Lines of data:
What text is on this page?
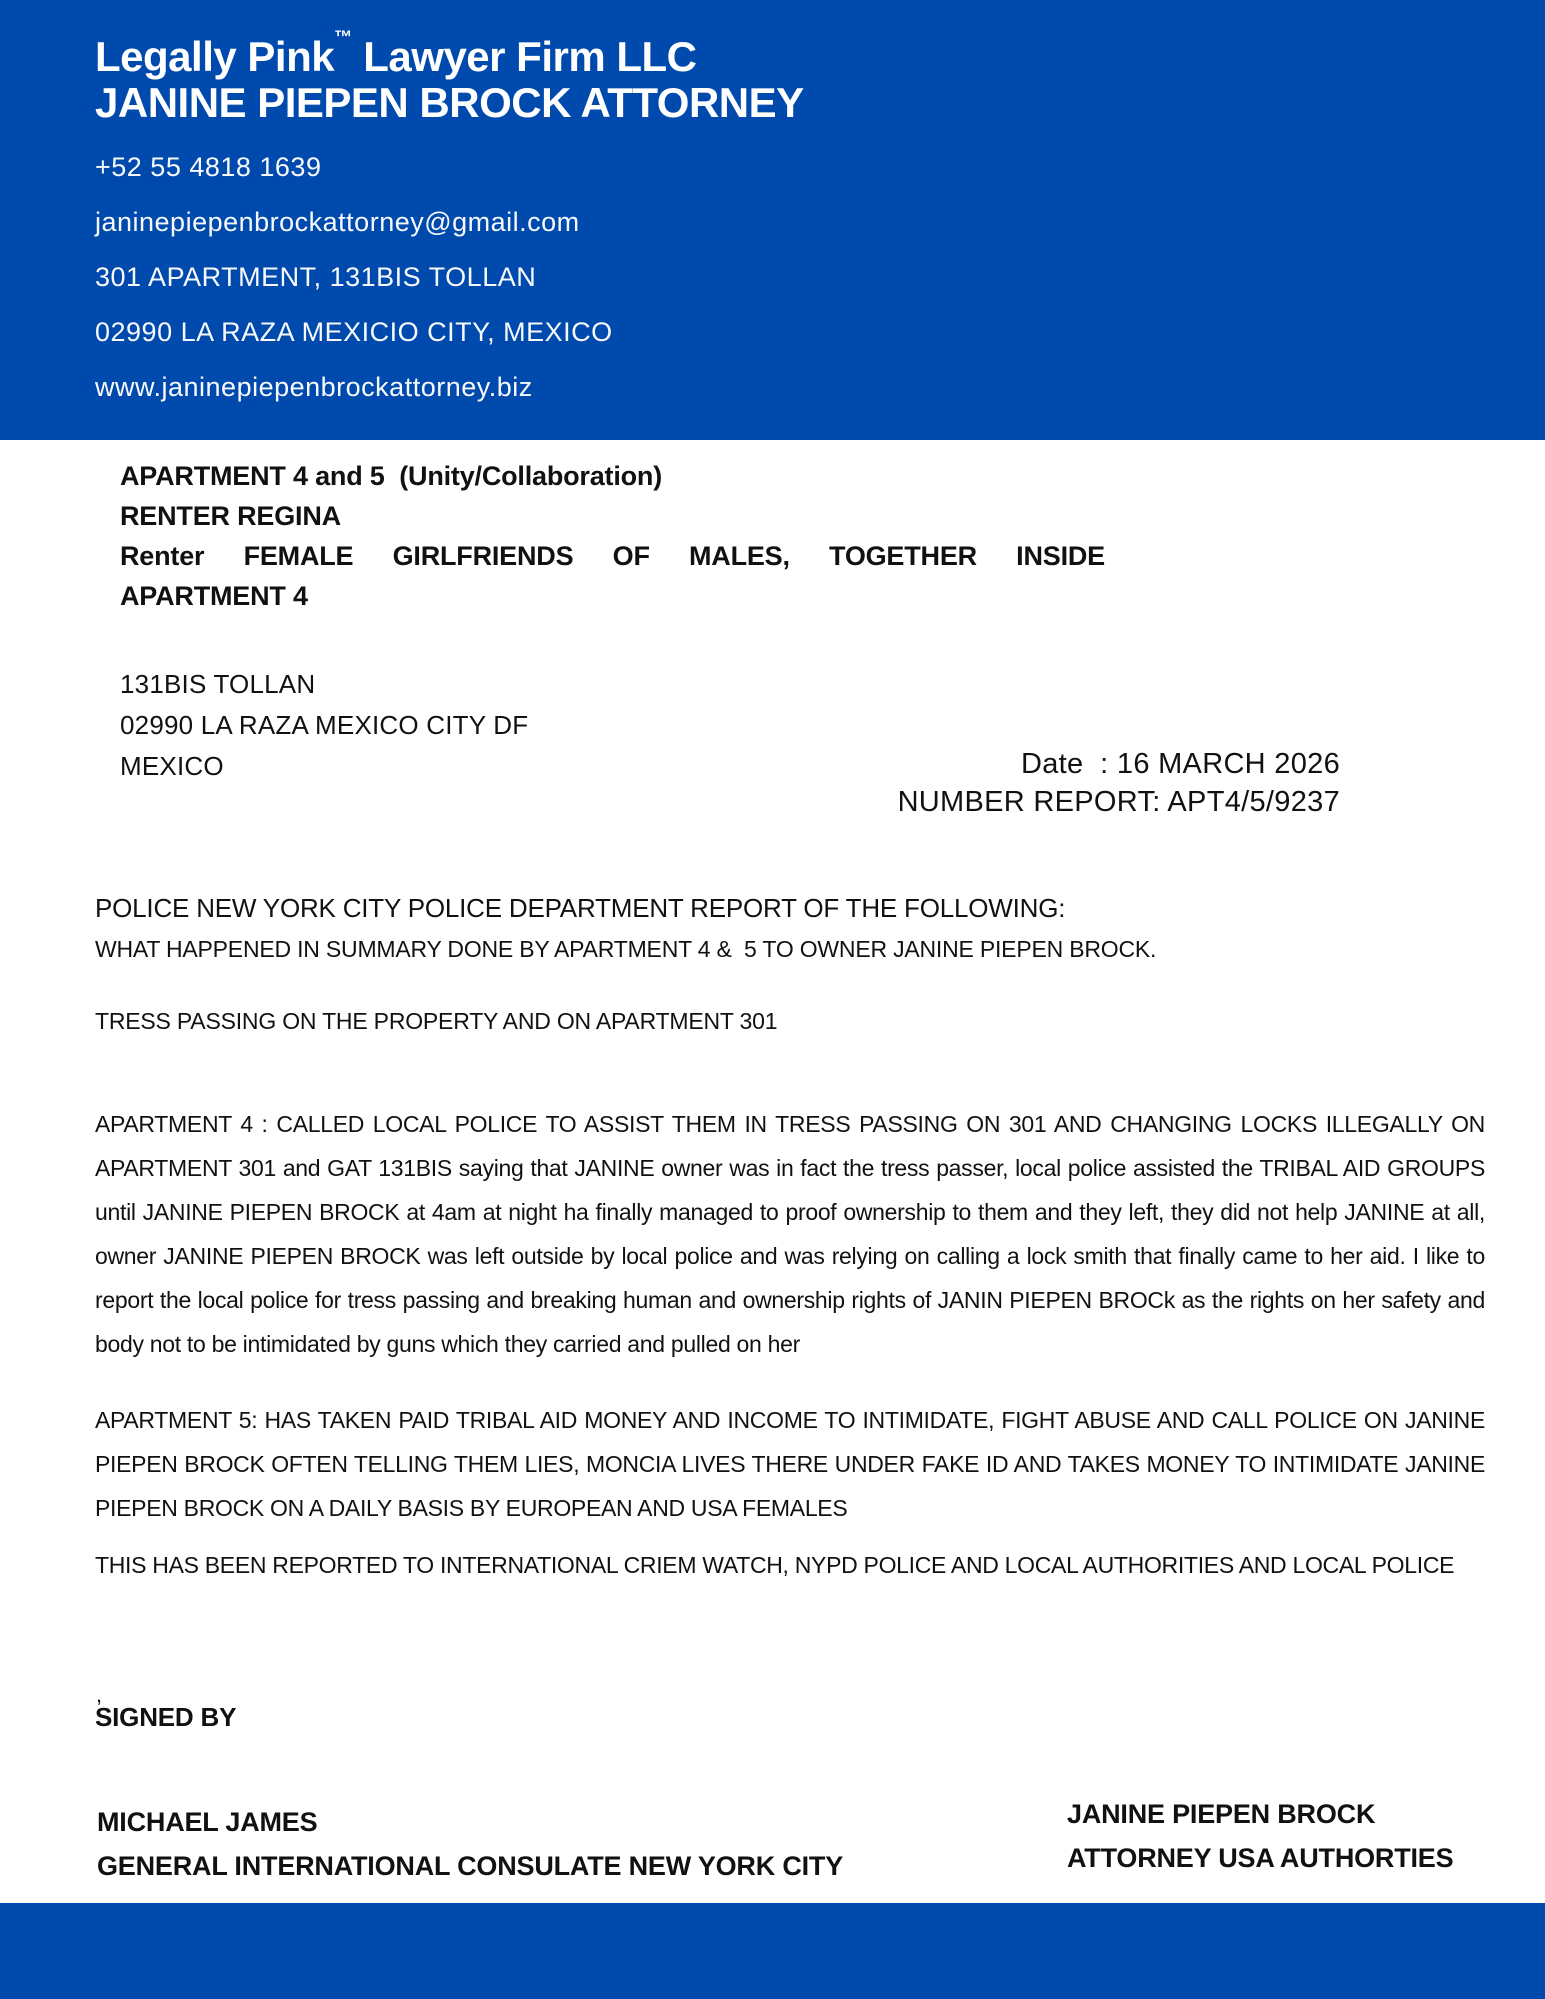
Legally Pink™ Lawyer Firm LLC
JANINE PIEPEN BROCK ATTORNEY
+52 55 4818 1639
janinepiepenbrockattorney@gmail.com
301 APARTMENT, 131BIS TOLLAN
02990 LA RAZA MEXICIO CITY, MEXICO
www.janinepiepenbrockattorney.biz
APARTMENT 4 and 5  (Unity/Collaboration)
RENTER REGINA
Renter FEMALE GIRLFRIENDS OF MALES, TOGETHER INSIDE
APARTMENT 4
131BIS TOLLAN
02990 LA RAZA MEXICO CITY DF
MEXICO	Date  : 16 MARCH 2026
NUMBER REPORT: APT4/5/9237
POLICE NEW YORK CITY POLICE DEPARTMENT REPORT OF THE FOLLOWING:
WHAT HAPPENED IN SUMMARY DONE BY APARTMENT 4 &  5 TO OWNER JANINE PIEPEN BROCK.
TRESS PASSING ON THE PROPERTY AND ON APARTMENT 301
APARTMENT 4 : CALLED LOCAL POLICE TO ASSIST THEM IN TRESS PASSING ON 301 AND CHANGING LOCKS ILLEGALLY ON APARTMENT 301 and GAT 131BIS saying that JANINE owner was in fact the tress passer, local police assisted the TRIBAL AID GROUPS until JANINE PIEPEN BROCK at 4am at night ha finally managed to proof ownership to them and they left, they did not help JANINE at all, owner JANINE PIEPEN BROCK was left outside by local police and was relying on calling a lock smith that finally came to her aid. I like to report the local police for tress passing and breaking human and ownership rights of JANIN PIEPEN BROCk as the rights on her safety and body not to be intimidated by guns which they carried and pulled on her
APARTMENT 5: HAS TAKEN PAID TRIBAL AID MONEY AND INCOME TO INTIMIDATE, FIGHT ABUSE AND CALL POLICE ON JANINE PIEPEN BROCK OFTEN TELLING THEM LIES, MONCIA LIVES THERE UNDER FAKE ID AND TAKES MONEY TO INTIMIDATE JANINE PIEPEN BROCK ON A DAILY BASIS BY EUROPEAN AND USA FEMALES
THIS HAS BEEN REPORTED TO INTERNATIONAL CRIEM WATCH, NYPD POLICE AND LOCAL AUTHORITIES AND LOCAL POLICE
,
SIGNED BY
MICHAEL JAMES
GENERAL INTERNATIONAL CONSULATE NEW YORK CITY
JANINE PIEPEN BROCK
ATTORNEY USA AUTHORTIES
---
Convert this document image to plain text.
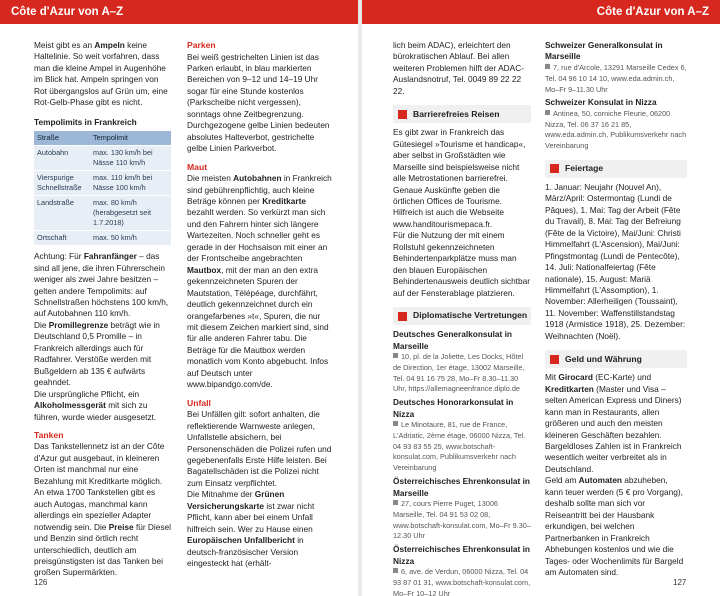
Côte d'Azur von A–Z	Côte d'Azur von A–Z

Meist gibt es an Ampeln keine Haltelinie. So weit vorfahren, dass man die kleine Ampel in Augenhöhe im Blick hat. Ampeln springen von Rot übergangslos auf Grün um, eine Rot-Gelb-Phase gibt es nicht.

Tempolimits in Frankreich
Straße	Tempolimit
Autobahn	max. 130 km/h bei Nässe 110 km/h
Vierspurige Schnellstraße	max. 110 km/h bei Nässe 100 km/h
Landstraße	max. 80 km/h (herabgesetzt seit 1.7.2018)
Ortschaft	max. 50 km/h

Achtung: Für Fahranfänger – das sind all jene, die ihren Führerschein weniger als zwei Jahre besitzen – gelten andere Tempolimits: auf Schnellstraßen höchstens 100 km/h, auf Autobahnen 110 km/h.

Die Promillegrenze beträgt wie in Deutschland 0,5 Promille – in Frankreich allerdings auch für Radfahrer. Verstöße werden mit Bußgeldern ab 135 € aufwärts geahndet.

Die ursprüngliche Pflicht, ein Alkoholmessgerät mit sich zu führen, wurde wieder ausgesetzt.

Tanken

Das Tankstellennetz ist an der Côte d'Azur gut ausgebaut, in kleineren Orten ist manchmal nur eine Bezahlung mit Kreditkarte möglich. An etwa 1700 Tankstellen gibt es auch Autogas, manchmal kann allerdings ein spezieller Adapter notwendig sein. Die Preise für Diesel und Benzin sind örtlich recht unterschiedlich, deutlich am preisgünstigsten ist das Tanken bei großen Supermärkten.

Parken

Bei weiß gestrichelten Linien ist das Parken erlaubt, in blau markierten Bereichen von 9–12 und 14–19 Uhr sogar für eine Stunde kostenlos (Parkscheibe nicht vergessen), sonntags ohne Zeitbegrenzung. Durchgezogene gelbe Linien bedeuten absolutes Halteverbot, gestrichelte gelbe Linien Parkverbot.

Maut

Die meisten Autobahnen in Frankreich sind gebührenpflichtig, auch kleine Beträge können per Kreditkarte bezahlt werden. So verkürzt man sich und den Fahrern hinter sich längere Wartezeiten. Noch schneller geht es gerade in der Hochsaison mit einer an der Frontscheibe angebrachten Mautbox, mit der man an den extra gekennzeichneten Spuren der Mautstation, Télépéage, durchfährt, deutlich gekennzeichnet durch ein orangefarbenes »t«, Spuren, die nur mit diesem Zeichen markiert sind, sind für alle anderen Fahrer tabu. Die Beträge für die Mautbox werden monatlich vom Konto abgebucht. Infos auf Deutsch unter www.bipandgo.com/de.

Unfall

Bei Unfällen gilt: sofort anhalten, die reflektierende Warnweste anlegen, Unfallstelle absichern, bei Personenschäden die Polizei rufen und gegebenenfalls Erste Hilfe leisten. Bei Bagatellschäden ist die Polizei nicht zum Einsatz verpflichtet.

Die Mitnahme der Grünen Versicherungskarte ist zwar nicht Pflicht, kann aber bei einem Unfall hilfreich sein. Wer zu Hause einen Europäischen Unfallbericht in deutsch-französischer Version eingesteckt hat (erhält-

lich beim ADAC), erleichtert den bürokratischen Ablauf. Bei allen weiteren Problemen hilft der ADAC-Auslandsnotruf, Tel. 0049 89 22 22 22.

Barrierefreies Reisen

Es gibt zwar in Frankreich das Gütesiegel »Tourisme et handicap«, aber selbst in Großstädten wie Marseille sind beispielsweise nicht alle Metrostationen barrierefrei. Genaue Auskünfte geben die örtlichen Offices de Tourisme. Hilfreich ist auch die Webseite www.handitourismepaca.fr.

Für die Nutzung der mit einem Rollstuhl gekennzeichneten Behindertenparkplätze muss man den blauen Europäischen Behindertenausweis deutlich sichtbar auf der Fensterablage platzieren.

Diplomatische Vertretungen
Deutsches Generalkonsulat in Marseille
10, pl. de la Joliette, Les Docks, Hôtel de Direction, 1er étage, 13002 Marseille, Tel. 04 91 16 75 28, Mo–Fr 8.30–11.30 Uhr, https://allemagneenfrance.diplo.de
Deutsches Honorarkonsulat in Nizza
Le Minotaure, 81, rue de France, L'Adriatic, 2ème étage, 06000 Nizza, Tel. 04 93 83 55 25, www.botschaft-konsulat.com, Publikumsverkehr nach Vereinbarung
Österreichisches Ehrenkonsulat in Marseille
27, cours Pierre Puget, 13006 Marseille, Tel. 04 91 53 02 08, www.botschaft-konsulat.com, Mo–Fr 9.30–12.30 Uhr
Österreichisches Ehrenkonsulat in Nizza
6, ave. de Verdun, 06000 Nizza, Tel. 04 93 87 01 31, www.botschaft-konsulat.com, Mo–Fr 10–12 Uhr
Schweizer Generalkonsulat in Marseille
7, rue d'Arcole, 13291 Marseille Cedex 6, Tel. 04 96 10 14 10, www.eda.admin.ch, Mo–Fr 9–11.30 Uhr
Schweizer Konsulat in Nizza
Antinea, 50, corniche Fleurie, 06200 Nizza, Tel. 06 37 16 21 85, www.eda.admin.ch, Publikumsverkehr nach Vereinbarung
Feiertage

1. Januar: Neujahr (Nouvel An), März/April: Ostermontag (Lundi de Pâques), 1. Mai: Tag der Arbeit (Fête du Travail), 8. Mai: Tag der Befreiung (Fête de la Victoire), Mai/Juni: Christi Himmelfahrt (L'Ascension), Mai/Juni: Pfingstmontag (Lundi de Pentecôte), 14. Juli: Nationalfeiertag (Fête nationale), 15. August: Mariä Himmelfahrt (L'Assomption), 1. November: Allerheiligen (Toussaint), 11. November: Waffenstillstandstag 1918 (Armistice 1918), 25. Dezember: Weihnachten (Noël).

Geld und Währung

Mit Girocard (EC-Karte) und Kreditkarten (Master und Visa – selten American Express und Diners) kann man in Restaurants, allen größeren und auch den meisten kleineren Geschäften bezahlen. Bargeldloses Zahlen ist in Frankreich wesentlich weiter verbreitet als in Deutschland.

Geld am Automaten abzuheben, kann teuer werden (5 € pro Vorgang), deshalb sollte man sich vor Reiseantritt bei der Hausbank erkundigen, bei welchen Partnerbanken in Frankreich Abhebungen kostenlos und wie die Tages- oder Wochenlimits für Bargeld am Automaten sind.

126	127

» WHAT YOU SHOULD DO
Write out every line of the data that holds the word "Tanken".

» TASK SOLUTION
Tanken
Das Tankstellennetz ist an der Côte d'Azur gut ausgebaut, in kleineren Orten ist manchmal nur eine Bezahlung mit Kreditkarte möglich. An etwa 1700 Tankstellen gibt es auch Autogas, manchmal kann allerdings ein spezieller Adapter notwendig sein. Die Preise für Diesel und Benzin sind örtlich recht unterschiedlich, deutlich am preisgünstigsten ist das Tanken bei großen Supermärkten.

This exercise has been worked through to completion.